SELECTED PASSAGE
%%

Built-in Garbage Collection in Java:

Rupam Jha
8 min readNov 28, 2021

This article will be covering a complete functionality of how the garbage collector works in a JVM. Moreover it will also brief in about the types and algorithms used by Garbage collectors.

Hello Comrades,

To begin with, let us understand that the Garbage Collection [GC] is a built-in process by which the Java Virtual Machine [JVM] automatically clears the unused object from the heap to reclaim the heap space; there by enabling faster development with less boilerplate code. One might be thinking here that garbage collection collects and discards dead objects; whereas in reality, GC is doing the opposite! Live objects are tracked and everything else designated as garbage.

The Heap space :

As mentioned above; that GC clears the unused objects from “ heap space” , lets understand here what a heap space is…Heap space is a space in memory for the dynamic memory allocation for Java objects and JRE classes at the runtime. New objects are always created in heap space and their references are stored in stack memory. These objects have global access and can be accessed from anywhere in the entire of application.[ for complete understanding on memory allocation refer- https://medium.com/javamadetranquil/memory-allocation-in-java-fb2d4498a3ed ].In most configurations the OS allocates the heap in advance to be managed by the JVM while the program is running; which has ramifications as mentioned — here the object creation gets faster as the global synchronisation with the OS is not needed for every single object. A single allocation simply claims some portion of a memory array and moves the offset pointer ahead and the next allocation starts at this particular mentioned offset and thereby it claims the next portion of the memory array. When an object is no longer used, GC reclaims the underlying memory and reuses it for future object allocation; which means there is no explicit deletion and no portion of memory is given back to the OS . All objects are therefore allocated on the heap space managed by the JVM. As long as an object is being referenced, the JVM considers it alive. Once an object is no longer referenced and therefore is not reachable by the application code, GC removes it and reclaims the unused memory.

It henceforth might raise a question: >>what is the first reference to this entire tree of GC ?

Every object must have one or more root objects. As long as the application can reach to those roots, the whole tree becomes reachable. So how and when are those root objects considered reachable? Special objects called garbage-collection roots (GC roots) are always reachable and so is any object that has a garbage-collection root at its own root. A simple Java application has the following GC roots — Local variables in the main method ; The main thread and the Static variables of the main class.

%%

Excerpt from the dataset
%%

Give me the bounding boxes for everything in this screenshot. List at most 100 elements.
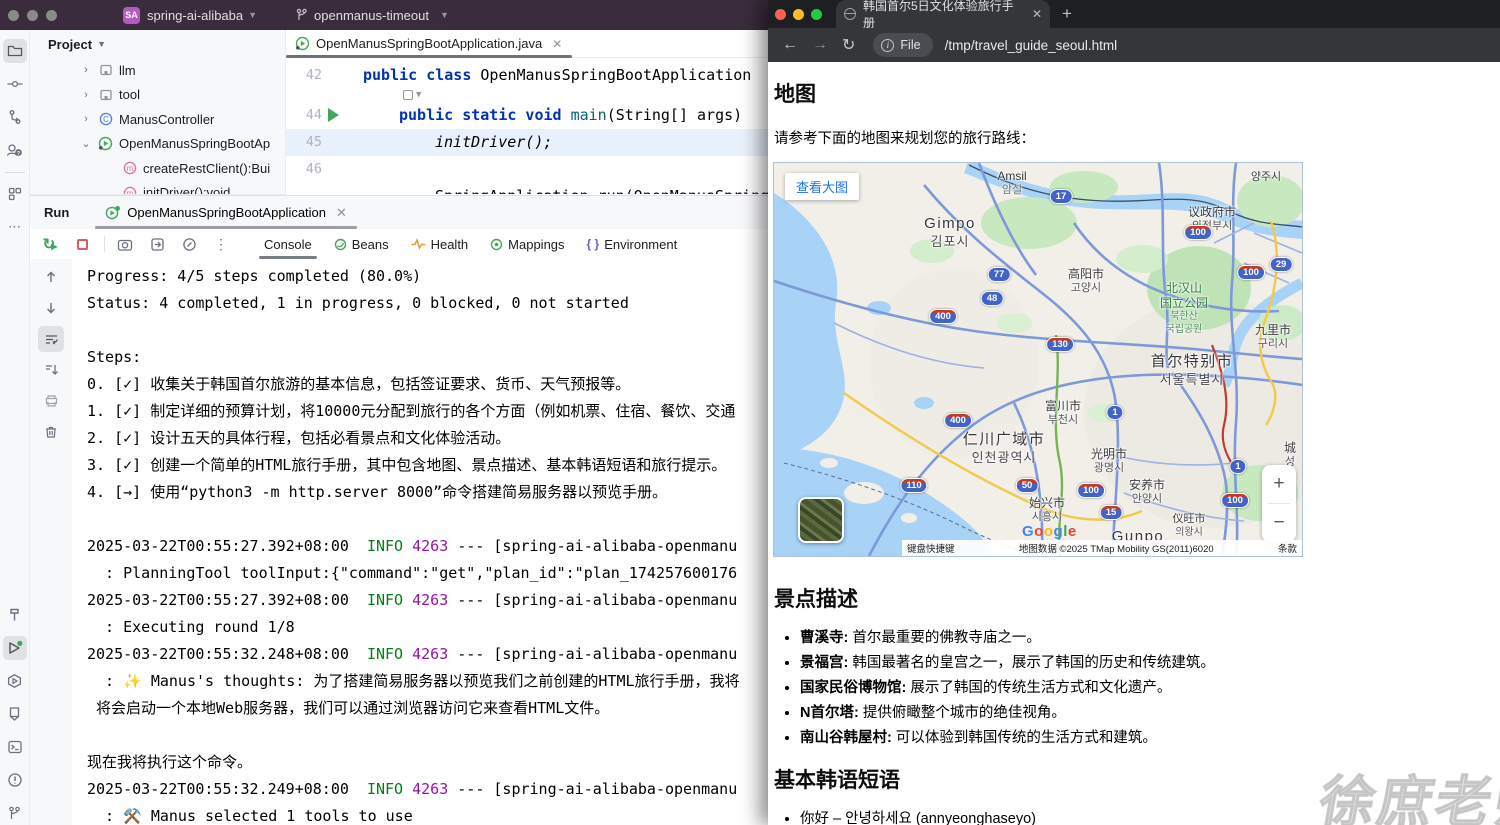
view-larger-map-button[interactable]: 查看大图 <box>785 173 859 200</box>
editor-tab[interactable]: OpenManusSpringBootApplication.java ✕ <box>286 30 572 57</box>
run-configuration-selector[interactable]: openmanus-timeout ▼ <box>295 8 449 23</box>
soft-wrap-toggle[interactable] <box>38 326 64 352</box>
project-panel-header[interactable]: Project ▼ <box>30 30 285 58</box>
back-button[interactable]: ← <box>782 36 798 54</box>
map-section-title: 地图 <box>774 78 1500 108</box>
expand-chevron-icon[interactable]: ⌄ <box>80 137 92 150</box>
window-controls[interactable] <box>8 10 65 21</box>
map-place-label: 北汉山国立公园북한산국립공원 <box>1160 281 1208 336</box>
git-tool-button[interactable] <box>3 801 27 825</box>
map-intro-text: 请参考下面的地图来规划您的旅行路线： <box>774 127 1500 148</box>
run-panel-header: Run OpenManusSpringBootApplication ✕ <box>30 196 768 229</box>
close-window-button[interactable] <box>8 10 19 21</box>
terminal-icon <box>7 739 23 755</box>
run-tool-button[interactable] <box>3 636 27 660</box>
rerun-button[interactable]: ↻▶ <box>38 233 62 255</box>
run-view-tab-health[interactable]: Health <box>402 229 478 259</box>
code-line: 44public static void main(String[] args) <box>286 102 768 129</box>
commit-tool-button[interactable] <box>3 72 27 96</box>
folder-icon <box>7 43 23 59</box>
forward-button[interactable]: → <box>812 36 828 54</box>
database-tool-button[interactable] <box>3 702 27 726</box>
structure-tool-button[interactable] <box>3 182 27 206</box>
run-tab[interactable]: OpenManusSpringBootApplication ✕ <box>99 196 353 229</box>
expand-chevron-icon[interactable]: › <box>80 113 92 125</box>
run-view-tab-mappings[interactable]: Mappings <box>481 229 573 259</box>
tab-favicon <box>844 8 856 20</box>
gutter-annotation-icon[interactable]: ▼ <box>403 88 421 102</box>
terminal-tool-button[interactable] <box>3 735 27 759</box>
tree-item-openmanusspringbootap[interactable]: ⌄OpenManusSpringBootAp <box>30 132 285 157</box>
minimize-window-button[interactable] <box>793 9 804 20</box>
reload-button[interactable]: ↻ <box>842 35 855 55</box>
run-view-tab-console[interactable]: Console <box>255 229 321 259</box>
tree-item-tool[interactable]: ›tool <box>30 83 285 108</box>
problems-tool-button[interactable] <box>3 768 27 792</box>
run-view-tabs: ConsoleBeansHealthMappings{ }Environment <box>255 229 686 259</box>
beans-icon <box>334 238 347 251</box>
expand-chevron-icon[interactable]: › <box>80 89 92 101</box>
satellite-layer-toggle[interactable] <box>798 497 844 543</box>
more-options-button[interactable]: ⋮ <box>209 233 233 255</box>
close-tab-icon[interactable]: ✕ <box>1032 7 1042 21</box>
tree-item-initdriver-void[interactable]: minitDriver():void <box>30 181 285 196</box>
tree-item-manuscontroller[interactable]: ›CManusController <box>30 107 285 132</box>
code-editor[interactable]: 42public class OpenManusSpringBootApplic… <box>286 58 768 194</box>
scroll-to-end-button[interactable] <box>38 357 64 383</box>
project-avatar[interactable]: SA <box>123 7 140 24</box>
soft-wrap-button[interactable] <box>145 233 169 255</box>
collaboration-tool-button[interactable]: ? <box>3 138 27 162</box>
console-side-toolbar <box>30 259 72 825</box>
map-zoom-control[interactable]: + − <box>1262 465 1296 542</box>
tree-item-llm[interactable]: ›llm <box>30 58 285 83</box>
console-line: 2025-03-22T00:55:27.392+08:00 INFO 4263 … <box>87 587 768 614</box>
health-icon <box>411 238 426 250</box>
more-tools-button[interactable]: ⋯ <box>3 215 27 239</box>
terms-link[interactable]: 条款 <box>1278 541 1297 555</box>
edit-configuration-button[interactable] <box>177 233 201 255</box>
users-help-icon: ? <box>6 142 23 158</box>
maximize-window-button[interactable] <box>811 9 822 20</box>
expand-chevron-icon[interactable]: › <box>80 64 92 76</box>
scroll-up-button[interactable] <box>38 264 64 290</box>
map-place-label: 양주시 <box>1251 171 1281 185</box>
spot-item: 曹溪寺: 首尔最重要的佛教寺庙之一。 <box>800 626 1500 651</box>
run-view-tab-environment[interactable]: { }Environment <box>578 229 687 259</box>
close-tab-icon[interactable]: ✕ <box>336 205 347 221</box>
close-window-button[interactable] <box>775 9 786 20</box>
route-shield: 400 <box>929 309 957 324</box>
tab-label: Environment <box>604 237 677 252</box>
browser-tabstrip: 韩国首尔5日文化体验旅行手册 ✕ + <box>768 0 1500 28</box>
browser-tab[interactable]: 韩国首尔5日文化体验旅行手册 ✕ <box>836 0 1050 28</box>
print-button[interactable] <box>38 388 64 414</box>
spot-item: 南山谷韩屋村: 可以体验到韩国传统的生活方式和建筑。 <box>800 726 1500 751</box>
zoom-in-button[interactable]: + <box>1262 465 1296 503</box>
route-shield: 17 <box>1050 189 1073 204</box>
url-scheme-chip[interactable]: i File <box>873 33 932 57</box>
tree-item-createrestclient-bui[interactable]: mcreateRestClient():Bui <box>30 156 285 181</box>
close-tab-icon[interactable]: ✕ <box>552 37 562 51</box>
ide-titlebar: SA spring-ai-alibaba ▼ openmanus-timeout… <box>0 0 768 30</box>
clear-console-button[interactable] <box>38 419 64 445</box>
stop-button[interactable] <box>70 233 94 255</box>
console-line: Status: 4 completed, 1 in progress, 0 bl… <box>87 290 768 317</box>
run-line-gutter-icon[interactable] <box>328 108 339 122</box>
vcs-branch-tool-button[interactable] <box>3 105 27 129</box>
run-view-tab-beans[interactable]: Beans <box>325 229 398 259</box>
maximize-window-button[interactable] <box>46 10 57 21</box>
keyboard-shortcuts-link[interactable]: 键盘快捷键 <box>907 541 955 555</box>
zoom-out-button[interactable]: − <box>1262 504 1296 542</box>
line-number: 46 <box>286 156 322 183</box>
embedded-map[interactable]: Amsil암실양주시Gimpo김포시议政府市의정부시高阳市고양시北汉山国立公园북… <box>773 162 1303 557</box>
services-tool-button[interactable] <box>3 669 27 693</box>
map-place-label: 富川市부천시 <box>1045 399 1081 428</box>
build-tool-button[interactable] <box>3 603 27 627</box>
address-bar[interactable]: /tmp/travel_guide_seoul.html <box>945 38 1118 53</box>
project-tool-button[interactable] <box>3 39 27 63</box>
minimize-window-button[interactable] <box>27 10 38 21</box>
new-tab-button[interactable]: + <box>1062 4 1072 24</box>
thread-dump-button[interactable] <box>113 233 137 255</box>
project-name[interactable]: spring-ai-alibaba <box>147 8 243 23</box>
console-output[interactable]: Progress: 4/5 steps completed (80.0%)Sta… <box>72 259 768 825</box>
scroll-down-button[interactable] <box>38 295 64 321</box>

%%

TASKS TO PERFORM
1) In the Java garbage collection article, where are the references to new objects stored?
2) Copy word for word the part of the Java garbage collection article starting at "This article will" and ending at "by Garbage collectors.".

RESPONSES BY TASK
1) In stack memory.

2)
This article will be covering a complete functionality of how the garbage collector works in a JVM. Moreover it will also brief in about the types and algorithms used by Garbage collectors.